| Your goal |
Identify and copy all lines of the material where the string "about" is found.

| Supplied data |
____________________
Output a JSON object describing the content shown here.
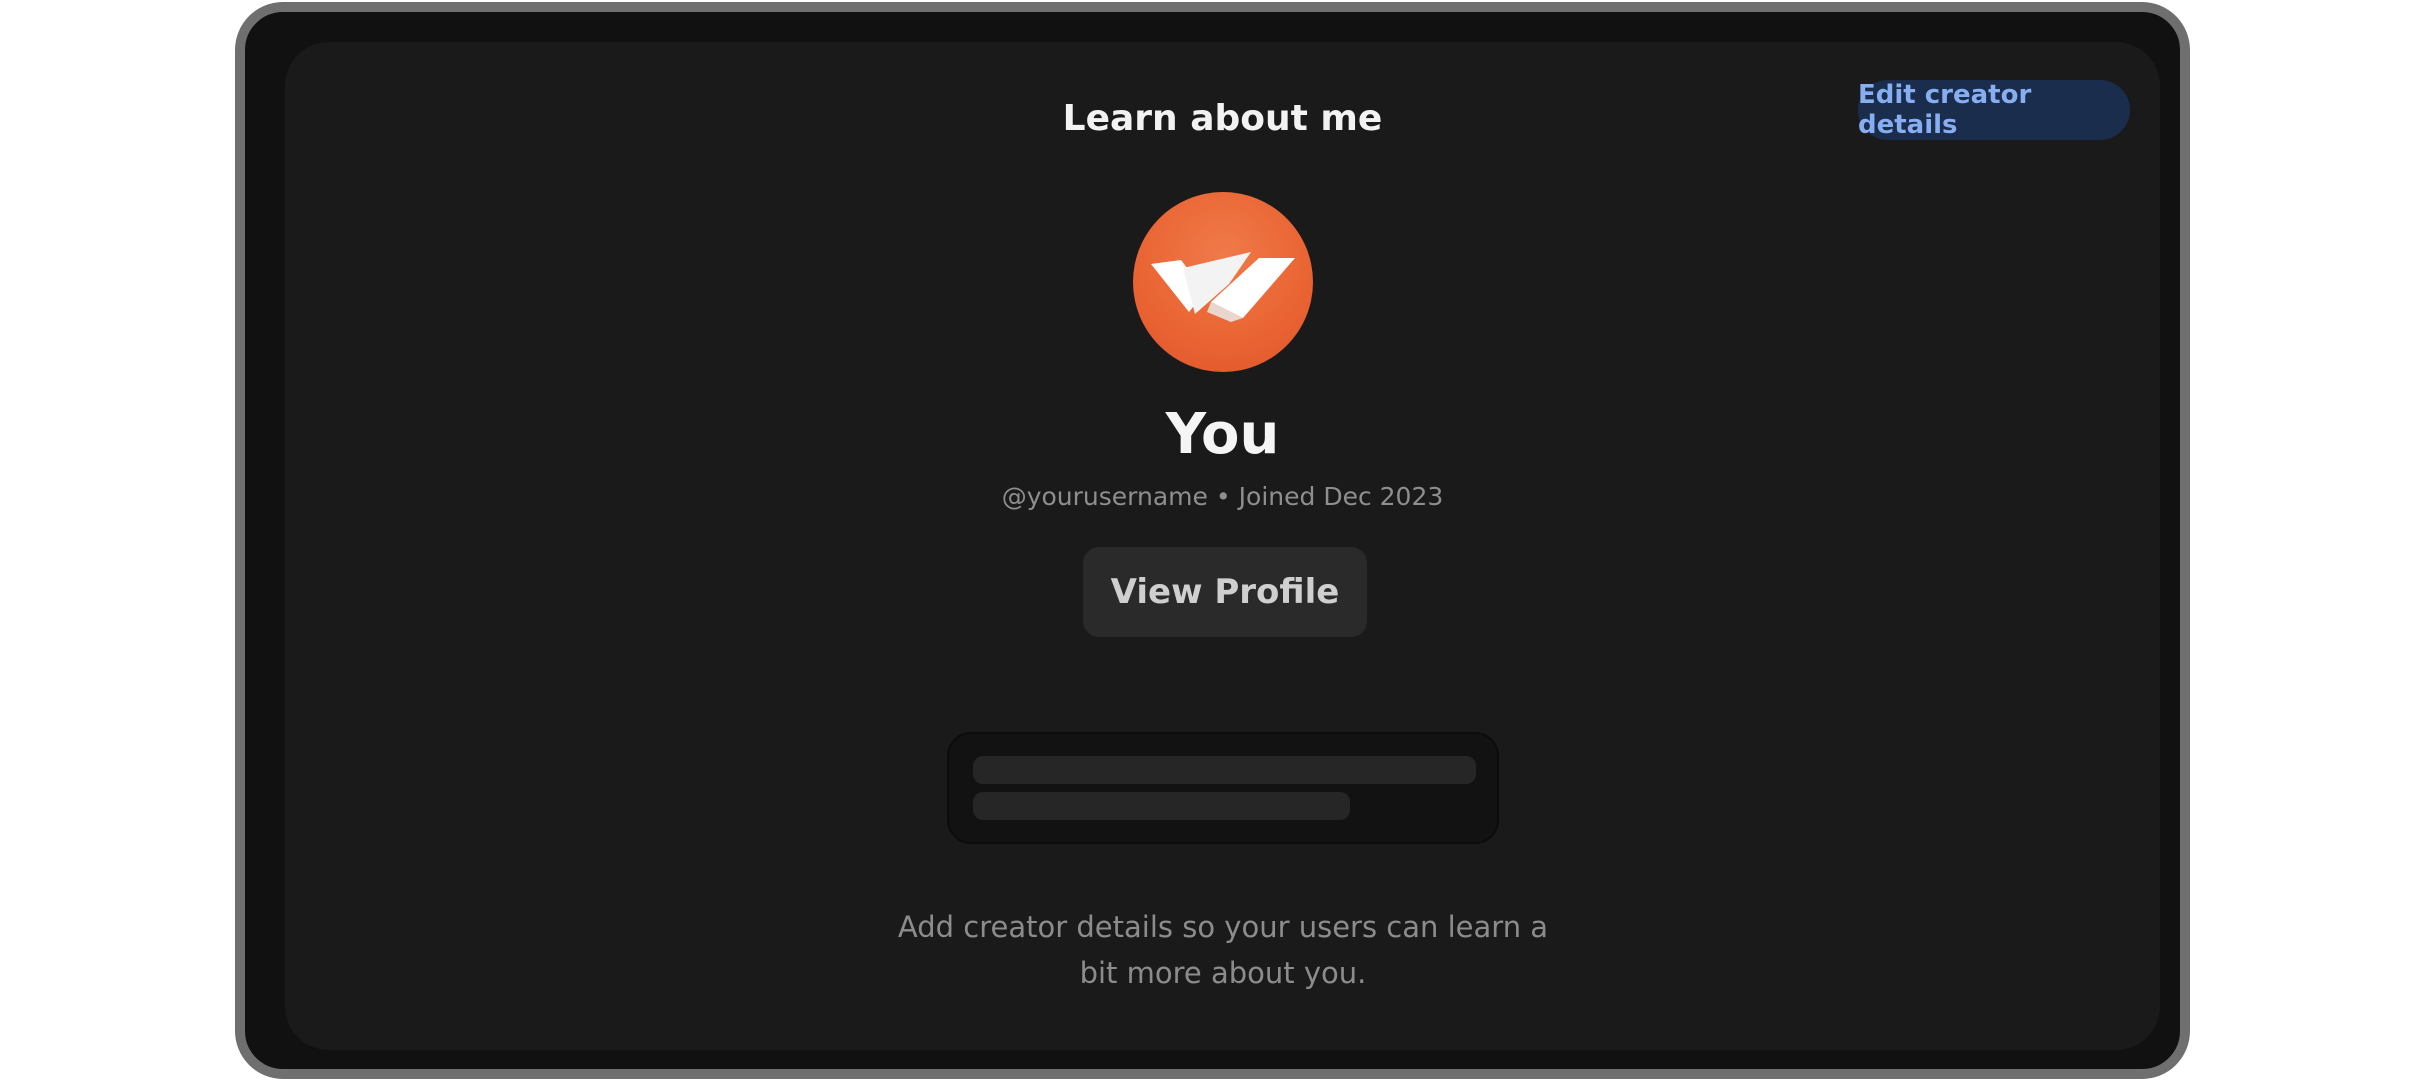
{
  "header": {
    "title": "Learn about me",
    "edit_button_label": "Edit creator details"
  },
  "profile": {
    "avatar_icon": "brand-logo-icon",
    "name": "You",
    "username": "@yourusername",
    "separator": "•",
    "joined": "Joined Dec 2023",
    "view_profile_label": "View Profile"
  },
  "details": {
    "empty_hint": "Add creator details so your users can learn a bit more about you."
  },
  "colors": {
    "panel_bg": "#1a1a1a",
    "accent_button_bg": "#1a2d4d",
    "accent_button_text": "#86aef0",
    "avatar_orange": "#ea6534"
  }
}
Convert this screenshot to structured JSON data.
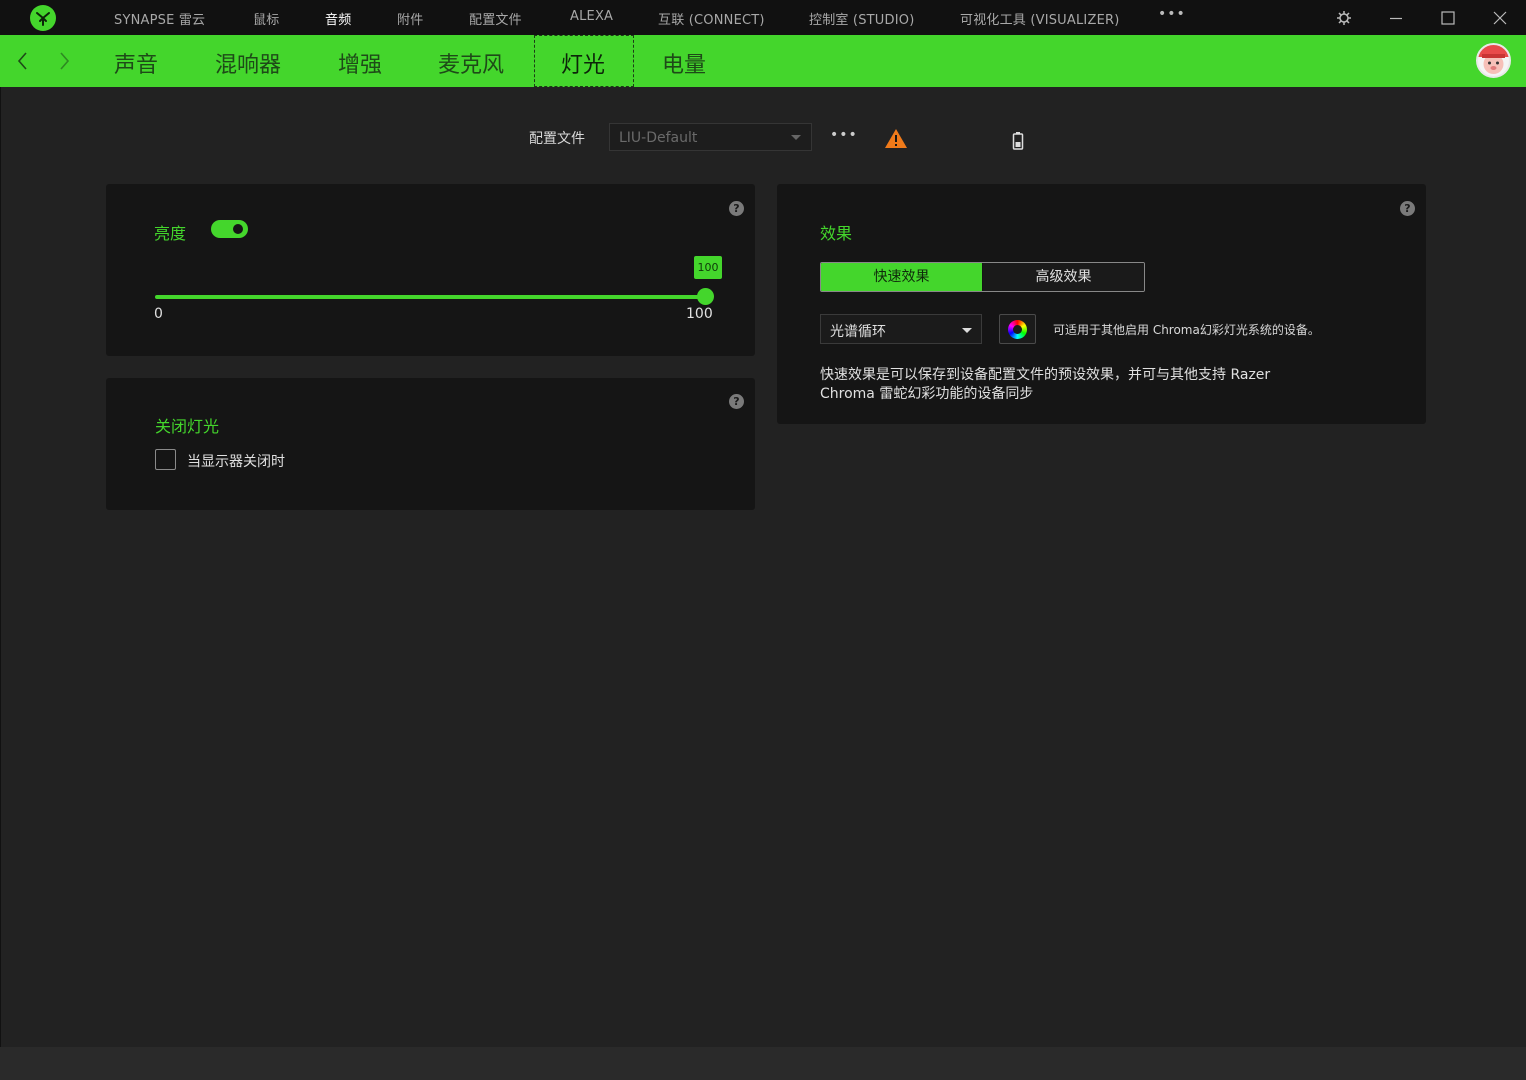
{
  "topnav": {
    "items": [
      {
        "label": "SYNAPSE 雷云"
      },
      {
        "label": "鼠标"
      },
      {
        "label": "音频"
      },
      {
        "label": "附件"
      },
      {
        "label": "配置文件"
      },
      {
        "label": "ALEXA"
      },
      {
        "label": "互联 (CONNECT)"
      },
      {
        "label": "控制室 (STUDIO)"
      },
      {
        "label": "可视化工具 (VISUALIZER)"
      }
    ],
    "active": "音频",
    "more_label": "•••"
  },
  "subtabs": {
    "items": [
      {
        "label": "声音"
      },
      {
        "label": "混响器"
      },
      {
        "label": "增强"
      },
      {
        "label": "麦克风"
      },
      {
        "label": "灯光"
      },
      {
        "label": "电量"
      }
    ],
    "active": "灯光"
  },
  "profile": {
    "label": "配置文件",
    "value": "LIU-Default",
    "more_label": "•••"
  },
  "brightness": {
    "title": "亮度",
    "enabled": true,
    "value": "100",
    "min_label": "0",
    "max_label": "100"
  },
  "lights_off": {
    "title": "关闭灯光",
    "checkbox_label": "当显示器关闭时",
    "checked": false
  },
  "effects": {
    "title": "效果",
    "tab_quick": "快速效果",
    "tab_advanced": "高级效果",
    "selected_effect": "光谱循环",
    "chroma_note": "可适用于其他启用 Chroma幻彩灯光系统的设备。",
    "description": "快速效果是可以保存到设备配置文件的预设效果，并可与其他支持 Razer Chroma 雷蛇幻彩功能的设备同步"
  },
  "help_label": "?",
  "colors": {
    "accent": "#44d62c",
    "background": "#222222",
    "panel": "#151515",
    "titlebar": "#111111",
    "warning": "#f07a1a"
  }
}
____________________
| Response for this exercise |
    "title": "Learn about me",
    "empty_hint": "Add creator details so your users can learn a bit more about you."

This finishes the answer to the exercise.